*** Input records

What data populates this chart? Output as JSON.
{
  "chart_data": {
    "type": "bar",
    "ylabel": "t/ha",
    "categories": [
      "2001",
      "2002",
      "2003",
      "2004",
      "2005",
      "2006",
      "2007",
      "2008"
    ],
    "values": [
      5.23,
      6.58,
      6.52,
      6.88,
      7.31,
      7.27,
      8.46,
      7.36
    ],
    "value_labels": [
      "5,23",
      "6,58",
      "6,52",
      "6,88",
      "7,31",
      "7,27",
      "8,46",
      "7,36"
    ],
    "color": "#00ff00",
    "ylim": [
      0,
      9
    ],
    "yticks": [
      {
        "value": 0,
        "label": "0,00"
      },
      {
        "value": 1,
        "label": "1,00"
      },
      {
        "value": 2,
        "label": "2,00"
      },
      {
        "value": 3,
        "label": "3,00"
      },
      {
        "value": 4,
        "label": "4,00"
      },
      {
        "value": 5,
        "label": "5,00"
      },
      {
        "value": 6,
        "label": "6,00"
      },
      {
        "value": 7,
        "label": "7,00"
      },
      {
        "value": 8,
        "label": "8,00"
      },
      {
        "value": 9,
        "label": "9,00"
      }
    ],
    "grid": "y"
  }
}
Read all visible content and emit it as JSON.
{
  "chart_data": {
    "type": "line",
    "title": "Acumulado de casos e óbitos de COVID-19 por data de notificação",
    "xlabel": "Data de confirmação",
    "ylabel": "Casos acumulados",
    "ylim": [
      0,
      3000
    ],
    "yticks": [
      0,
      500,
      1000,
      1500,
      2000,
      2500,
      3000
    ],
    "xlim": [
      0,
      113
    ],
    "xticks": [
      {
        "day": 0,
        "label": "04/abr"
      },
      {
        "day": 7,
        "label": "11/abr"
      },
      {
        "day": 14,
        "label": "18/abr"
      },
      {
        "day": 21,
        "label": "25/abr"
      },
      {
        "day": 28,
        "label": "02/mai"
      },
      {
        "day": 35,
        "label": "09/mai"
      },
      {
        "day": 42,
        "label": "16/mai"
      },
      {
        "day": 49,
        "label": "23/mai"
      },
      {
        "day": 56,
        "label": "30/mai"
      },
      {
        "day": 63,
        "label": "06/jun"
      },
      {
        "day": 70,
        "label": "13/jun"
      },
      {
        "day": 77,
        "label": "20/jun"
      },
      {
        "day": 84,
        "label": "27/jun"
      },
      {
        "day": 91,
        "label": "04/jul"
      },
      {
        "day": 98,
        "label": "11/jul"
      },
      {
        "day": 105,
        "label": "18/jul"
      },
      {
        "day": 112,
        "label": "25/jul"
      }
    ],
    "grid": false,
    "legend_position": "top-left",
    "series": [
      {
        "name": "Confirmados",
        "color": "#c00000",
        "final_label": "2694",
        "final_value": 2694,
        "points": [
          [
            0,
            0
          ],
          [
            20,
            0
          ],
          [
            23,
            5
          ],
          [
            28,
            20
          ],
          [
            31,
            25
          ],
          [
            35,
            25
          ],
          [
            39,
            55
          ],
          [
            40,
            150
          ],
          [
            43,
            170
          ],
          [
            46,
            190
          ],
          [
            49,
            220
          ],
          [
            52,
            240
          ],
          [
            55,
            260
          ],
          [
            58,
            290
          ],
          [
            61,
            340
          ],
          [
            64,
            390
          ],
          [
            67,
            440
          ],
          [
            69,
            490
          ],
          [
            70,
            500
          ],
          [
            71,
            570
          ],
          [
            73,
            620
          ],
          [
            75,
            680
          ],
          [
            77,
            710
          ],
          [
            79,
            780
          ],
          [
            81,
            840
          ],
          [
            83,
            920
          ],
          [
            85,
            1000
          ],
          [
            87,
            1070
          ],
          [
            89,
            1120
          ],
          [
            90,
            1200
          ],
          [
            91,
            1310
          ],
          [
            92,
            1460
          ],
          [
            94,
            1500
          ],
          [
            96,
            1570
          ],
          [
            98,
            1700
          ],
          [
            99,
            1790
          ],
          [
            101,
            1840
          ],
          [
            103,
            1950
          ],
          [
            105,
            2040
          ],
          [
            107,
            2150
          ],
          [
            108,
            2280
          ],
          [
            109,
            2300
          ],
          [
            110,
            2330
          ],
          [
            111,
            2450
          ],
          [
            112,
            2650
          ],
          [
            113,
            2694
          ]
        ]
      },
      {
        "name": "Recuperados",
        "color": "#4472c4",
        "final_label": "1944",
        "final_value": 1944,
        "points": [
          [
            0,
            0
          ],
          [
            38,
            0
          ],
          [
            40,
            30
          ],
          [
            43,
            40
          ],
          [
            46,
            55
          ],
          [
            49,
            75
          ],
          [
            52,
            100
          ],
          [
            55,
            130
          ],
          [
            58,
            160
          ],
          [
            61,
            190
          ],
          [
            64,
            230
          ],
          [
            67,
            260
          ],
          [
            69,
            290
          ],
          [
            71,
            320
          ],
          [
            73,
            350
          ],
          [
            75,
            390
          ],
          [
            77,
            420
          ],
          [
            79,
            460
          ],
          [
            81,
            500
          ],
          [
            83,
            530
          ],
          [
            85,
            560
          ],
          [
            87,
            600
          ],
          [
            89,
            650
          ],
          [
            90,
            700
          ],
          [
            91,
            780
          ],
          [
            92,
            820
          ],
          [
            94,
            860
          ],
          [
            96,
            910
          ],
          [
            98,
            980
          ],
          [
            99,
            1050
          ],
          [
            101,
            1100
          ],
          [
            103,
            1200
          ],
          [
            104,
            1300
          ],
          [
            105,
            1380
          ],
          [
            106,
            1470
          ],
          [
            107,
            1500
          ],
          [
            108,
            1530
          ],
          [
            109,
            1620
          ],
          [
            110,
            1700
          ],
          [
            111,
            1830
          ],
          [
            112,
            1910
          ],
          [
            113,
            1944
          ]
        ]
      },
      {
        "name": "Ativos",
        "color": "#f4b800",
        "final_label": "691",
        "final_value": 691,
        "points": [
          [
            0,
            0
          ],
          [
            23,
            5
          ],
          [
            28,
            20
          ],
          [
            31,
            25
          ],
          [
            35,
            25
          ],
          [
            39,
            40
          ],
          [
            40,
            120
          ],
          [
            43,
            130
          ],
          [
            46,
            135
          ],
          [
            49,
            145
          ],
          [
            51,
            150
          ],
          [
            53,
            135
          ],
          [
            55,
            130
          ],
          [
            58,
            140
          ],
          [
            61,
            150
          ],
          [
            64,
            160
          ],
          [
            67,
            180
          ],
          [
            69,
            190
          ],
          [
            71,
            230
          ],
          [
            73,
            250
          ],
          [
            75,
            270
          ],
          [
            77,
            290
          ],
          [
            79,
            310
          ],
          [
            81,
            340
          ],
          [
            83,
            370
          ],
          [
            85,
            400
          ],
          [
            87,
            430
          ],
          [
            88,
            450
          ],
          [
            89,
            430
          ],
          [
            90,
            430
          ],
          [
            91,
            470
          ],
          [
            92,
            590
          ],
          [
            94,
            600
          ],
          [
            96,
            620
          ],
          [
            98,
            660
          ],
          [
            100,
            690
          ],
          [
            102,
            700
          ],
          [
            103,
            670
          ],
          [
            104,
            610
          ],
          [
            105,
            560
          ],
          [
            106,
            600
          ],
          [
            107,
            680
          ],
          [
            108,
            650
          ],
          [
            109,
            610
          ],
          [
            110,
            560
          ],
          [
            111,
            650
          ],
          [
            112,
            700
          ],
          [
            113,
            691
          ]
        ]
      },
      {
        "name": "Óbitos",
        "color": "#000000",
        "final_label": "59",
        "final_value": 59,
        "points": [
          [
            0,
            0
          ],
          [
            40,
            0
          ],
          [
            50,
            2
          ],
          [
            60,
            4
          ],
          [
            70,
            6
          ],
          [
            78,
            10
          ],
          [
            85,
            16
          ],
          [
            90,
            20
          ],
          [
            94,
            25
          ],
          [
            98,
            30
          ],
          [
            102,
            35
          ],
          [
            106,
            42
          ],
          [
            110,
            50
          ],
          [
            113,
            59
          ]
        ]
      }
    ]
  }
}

******

Task requirements
Extract every line above that contains the word "JSON".

The result
What data populates this chart? Output as JSON.
Read all visible content and emit it as JSON.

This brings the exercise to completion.